To be done: For each line below that contains the string "Федерации", copy that line.

Dataset items:
——
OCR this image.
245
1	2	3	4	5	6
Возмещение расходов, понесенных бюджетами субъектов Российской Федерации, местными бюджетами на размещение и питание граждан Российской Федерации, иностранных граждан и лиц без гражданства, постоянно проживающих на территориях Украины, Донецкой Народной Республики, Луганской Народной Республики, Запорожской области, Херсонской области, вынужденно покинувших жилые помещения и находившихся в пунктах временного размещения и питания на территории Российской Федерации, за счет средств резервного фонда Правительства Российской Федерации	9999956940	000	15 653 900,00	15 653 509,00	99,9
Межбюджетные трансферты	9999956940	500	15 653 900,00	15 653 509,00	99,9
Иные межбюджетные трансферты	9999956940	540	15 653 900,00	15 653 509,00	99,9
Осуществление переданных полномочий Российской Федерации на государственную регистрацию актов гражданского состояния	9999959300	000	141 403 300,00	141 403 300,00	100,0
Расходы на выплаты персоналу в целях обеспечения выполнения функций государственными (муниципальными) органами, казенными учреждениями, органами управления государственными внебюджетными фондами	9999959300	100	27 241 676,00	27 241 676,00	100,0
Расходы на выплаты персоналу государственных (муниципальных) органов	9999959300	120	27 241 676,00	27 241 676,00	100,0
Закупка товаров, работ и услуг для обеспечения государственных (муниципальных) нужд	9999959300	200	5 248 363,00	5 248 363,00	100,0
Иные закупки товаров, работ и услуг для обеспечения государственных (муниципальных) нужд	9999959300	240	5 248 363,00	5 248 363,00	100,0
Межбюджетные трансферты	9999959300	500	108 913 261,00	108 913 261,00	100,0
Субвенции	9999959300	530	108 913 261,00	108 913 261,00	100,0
——
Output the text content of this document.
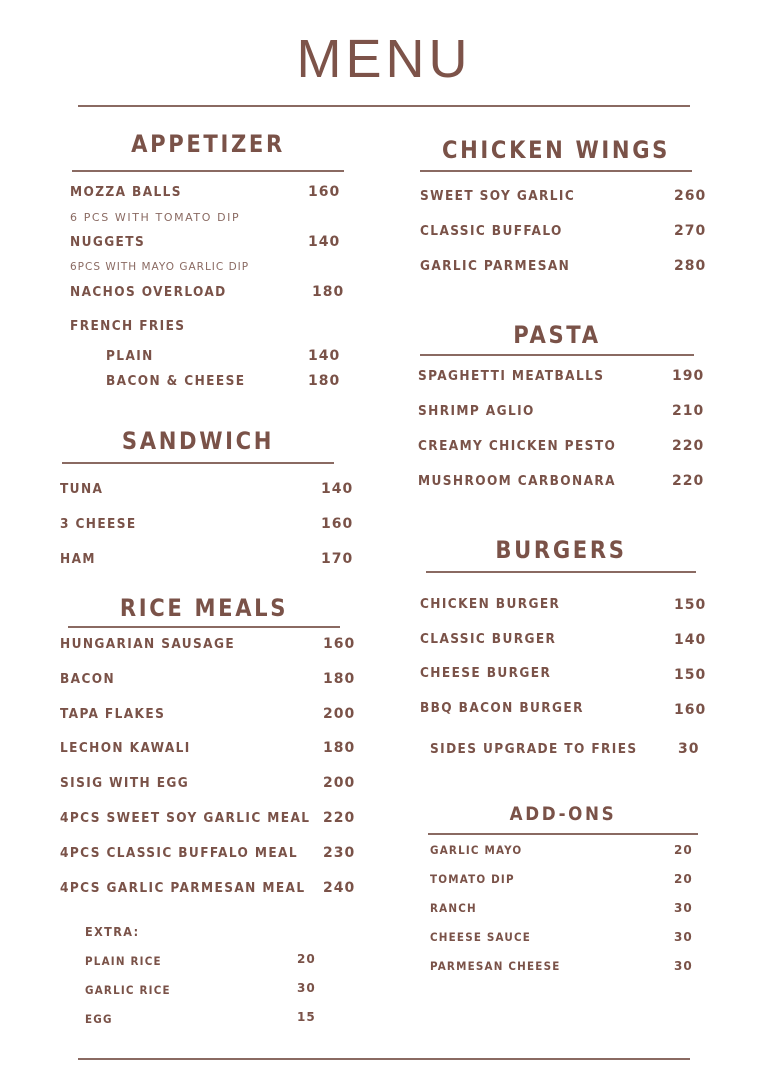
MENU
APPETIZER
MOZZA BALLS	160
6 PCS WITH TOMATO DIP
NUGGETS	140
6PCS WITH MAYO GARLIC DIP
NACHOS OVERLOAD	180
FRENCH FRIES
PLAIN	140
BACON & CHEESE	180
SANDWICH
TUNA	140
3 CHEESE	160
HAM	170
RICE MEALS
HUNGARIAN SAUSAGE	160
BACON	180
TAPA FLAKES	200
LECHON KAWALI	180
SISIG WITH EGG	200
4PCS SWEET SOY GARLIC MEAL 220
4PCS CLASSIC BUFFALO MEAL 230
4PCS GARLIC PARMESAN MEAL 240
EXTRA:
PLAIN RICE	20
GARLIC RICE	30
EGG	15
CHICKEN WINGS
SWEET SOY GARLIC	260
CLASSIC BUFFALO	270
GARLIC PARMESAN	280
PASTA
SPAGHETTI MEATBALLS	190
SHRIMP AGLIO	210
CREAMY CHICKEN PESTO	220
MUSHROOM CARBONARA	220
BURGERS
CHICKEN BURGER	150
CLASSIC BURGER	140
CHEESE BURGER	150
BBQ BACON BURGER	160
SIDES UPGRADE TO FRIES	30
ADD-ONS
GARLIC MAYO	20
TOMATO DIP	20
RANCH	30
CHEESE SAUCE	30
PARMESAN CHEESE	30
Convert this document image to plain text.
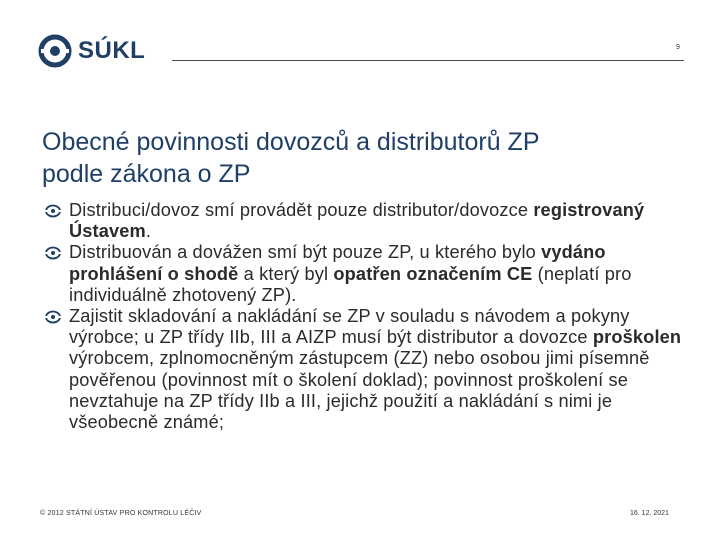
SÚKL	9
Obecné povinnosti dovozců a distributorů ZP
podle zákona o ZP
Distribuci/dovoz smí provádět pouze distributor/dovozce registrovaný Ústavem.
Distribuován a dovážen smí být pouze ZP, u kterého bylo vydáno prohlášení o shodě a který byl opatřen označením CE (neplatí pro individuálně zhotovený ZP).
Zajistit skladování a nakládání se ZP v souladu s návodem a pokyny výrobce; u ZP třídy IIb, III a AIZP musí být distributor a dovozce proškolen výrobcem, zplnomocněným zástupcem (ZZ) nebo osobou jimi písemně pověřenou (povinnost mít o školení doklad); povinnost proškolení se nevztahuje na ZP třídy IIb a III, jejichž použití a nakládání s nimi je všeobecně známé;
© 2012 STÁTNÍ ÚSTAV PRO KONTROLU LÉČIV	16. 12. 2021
——
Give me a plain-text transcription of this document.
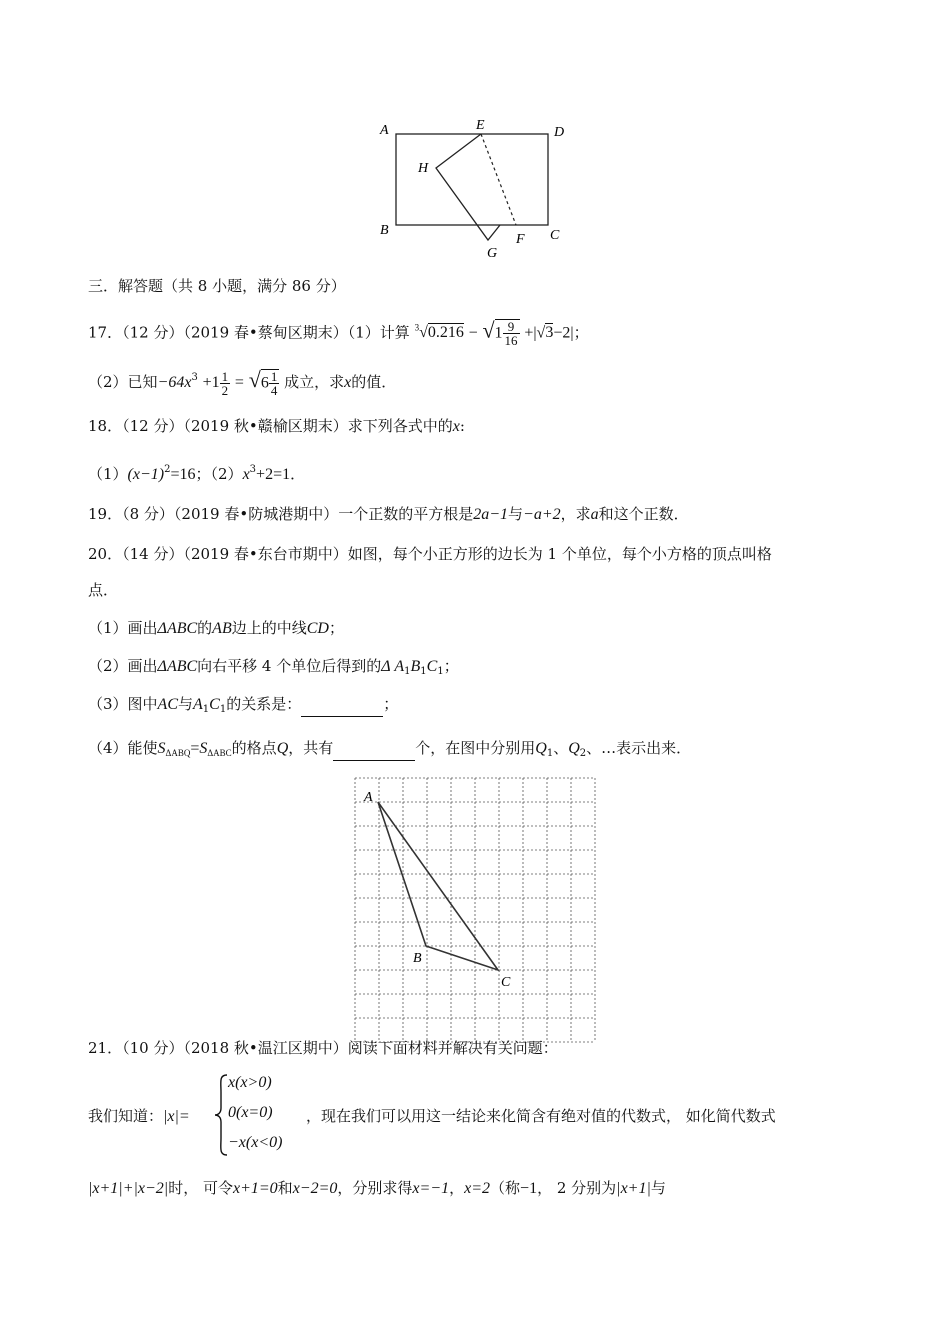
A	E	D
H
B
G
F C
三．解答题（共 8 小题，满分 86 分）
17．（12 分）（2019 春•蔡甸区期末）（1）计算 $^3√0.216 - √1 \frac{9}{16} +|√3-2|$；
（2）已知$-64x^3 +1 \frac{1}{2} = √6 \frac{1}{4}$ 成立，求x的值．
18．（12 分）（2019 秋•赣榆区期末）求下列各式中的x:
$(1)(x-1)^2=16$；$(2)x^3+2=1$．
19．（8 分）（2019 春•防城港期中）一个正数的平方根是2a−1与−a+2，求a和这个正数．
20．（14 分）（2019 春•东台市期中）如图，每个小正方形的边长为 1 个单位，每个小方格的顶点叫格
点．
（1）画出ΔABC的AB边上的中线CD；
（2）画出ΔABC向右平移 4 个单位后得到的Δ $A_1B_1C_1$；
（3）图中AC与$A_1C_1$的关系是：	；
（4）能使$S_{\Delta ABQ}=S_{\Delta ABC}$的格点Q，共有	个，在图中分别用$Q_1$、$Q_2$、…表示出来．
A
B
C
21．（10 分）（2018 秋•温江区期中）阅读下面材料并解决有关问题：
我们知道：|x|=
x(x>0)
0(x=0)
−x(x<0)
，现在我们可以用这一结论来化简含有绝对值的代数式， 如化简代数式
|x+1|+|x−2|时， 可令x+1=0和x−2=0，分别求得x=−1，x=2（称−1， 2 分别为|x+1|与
——
Finished answer:
Возмещение расходов, понесенных бюджетами субъектов Российской Федерации, местными бюджетами на размещение и питание граждан Российской Федерации, иностранных граждан и лиц без гражданства, постоянно проживающих на территориях Украины, Донецкой Народной Республики, Луганской Народной Республики, Запорожской области, Херсонской области, вынужденно покинувших жилые помещения и находившихся в пунктах временного размещения и питания на территории Российской Федерации, за счет средств резервного фонда Правительства Российской Федерации	9999956940	000	15 653 900,00	15 653 509,00	99,9
Осуществление переданных полномочий Российской Федерации на государственную регистрацию актов гражданского состояния	9999959300	000	141 403 300,00	141 403 300,00	100,0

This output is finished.